* [What you have to do]
Check every line of the entries below for the word "무짠지채무침", and copy the ones that have it.

══ Given records ══

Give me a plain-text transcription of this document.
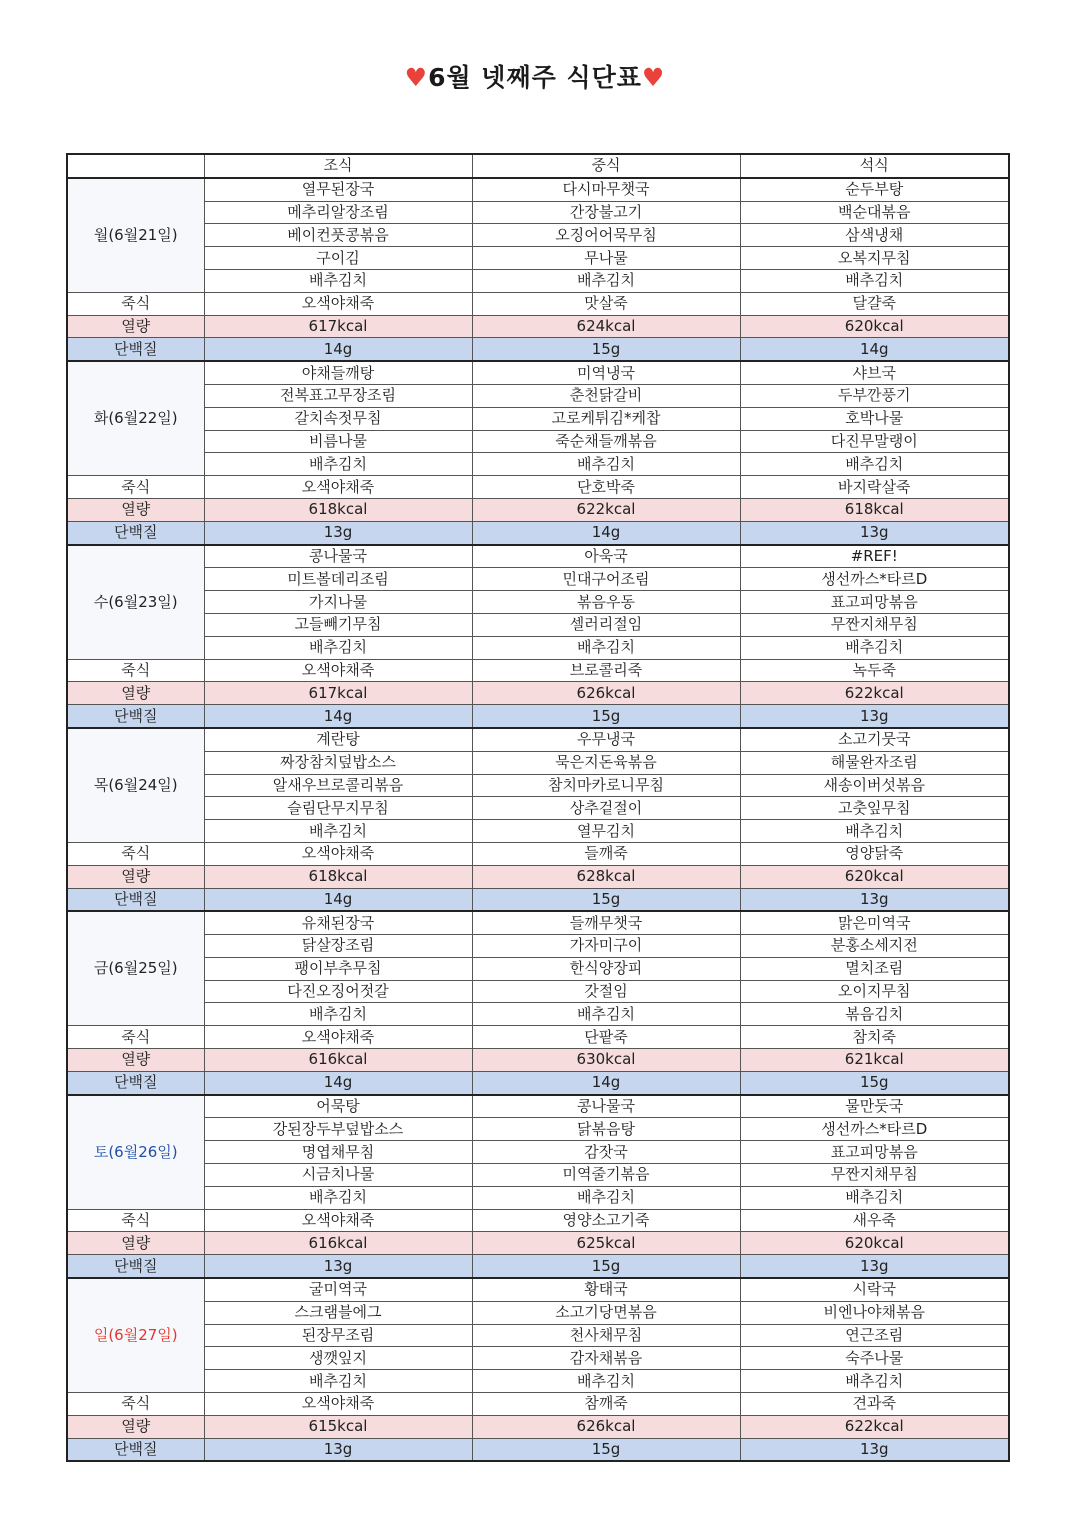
♥6월 넷째주 식단표♥
	조식	중식	석식
월(6월21일)	열무된장국	다시마무챗국	순두부탕
	메추리알장조림	간장불고기	백순대볶음
	베이컨풋콩볶음	오징어어묵무침	삼색냉채
	구이김	무나물	오복지무침
	배추김치	배추김치	배추김치
죽식	오색야채죽	맛살죽	달걀죽
열량	617kcal	624kcal	620kcal
단백질	14g	15g	14g
화(6월22일)	야채들깨탕	미역냉국	샤브국
	전복표고무장조림	춘천닭갈비	두부깐풍기
	갈치속젓무침	고로케튀김*케찹	호박나물
	비름나물	죽순채들깨볶음	다진무말랭이
	배추김치	배추김치	배추김치
죽식	오색야채죽	단호박죽	바지락살죽
열량	618kcal	622kcal	618kcal
단백질	13g	14g	13g
수(6월23일)	콩나물국	아욱국	#REF!
	미트볼데리조림	민대구어조림	생선까스*타르D
	가지나물	볶음우동	표고피망볶음
	고들빼기무침	셀러리절임	무짠지채무침
	배추김치	배추김치	배추김치
죽식	오색야채죽	브로콜리죽	녹두죽
열량	617kcal	626kcal	622kcal
단백질	14g	15g	13g
목(6월24일)	계란탕	우무냉국	소고기뭇국
	짜장참치덮밥소스	묵은지돈육볶음	해물완자조림
	알새우브로콜리볶음	참치마카로니무침	새송이버섯볶음
	슬림단무지무침	상추겉절이	고춧잎무침
	배추김치	열무김치	배추김치
죽식	오색야채죽	들깨죽	영양닭죽
열량	618kcal	628kcal	620kcal
단백질	14g	15g	13g
금(6월25일)	유채된장국	들깨무챗국	맑은미역국
	닭살장조림	가자미구이	분홍소세지전
	팽이부추무침	한식양장피	멸치조림
	다진오징어젓갈	갓절임	오이지무침
	배추김치	배추김치	볶음김치
죽식	오색야채죽	단팥죽	참치죽
열량	616kcal	630kcal	621kcal
단백질	14g	14g	15g
토(6월26일)	어묵탕	콩나물국	물만둣국
	강된장두부덮밥소스	닭볶음탕	생선까스*타르D
	명엽채무침	감잣국	표고피망볶음
	시금치나물	미역줄기볶음	무짠지채무침
	배추김치	배추김치	배추김치
죽식	오색야채죽	영양소고기죽	새우죽
열량	616kcal	625kcal	620kcal
단백질	13g	15g	13g
일(6월27일)	굴미역국	황태국	시락국
	스크램블에그	소고기당면볶음	비엔나야채볶음
	된장무조림	천사채무침	연근조림
	생깻잎지	감자채볶음	숙주나물
	배추김치	배추김치	배추김치
죽식	오색야채죽	참깨죽	견과죽
열량	615kcal	626kcal	622kcal
단백질	13g	15g	13g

═══

* [Complete answer]
	고들빼기무침	셀러리절임	무짠지채무침
	시금치나물	미역줄기볶음	무짠지채무침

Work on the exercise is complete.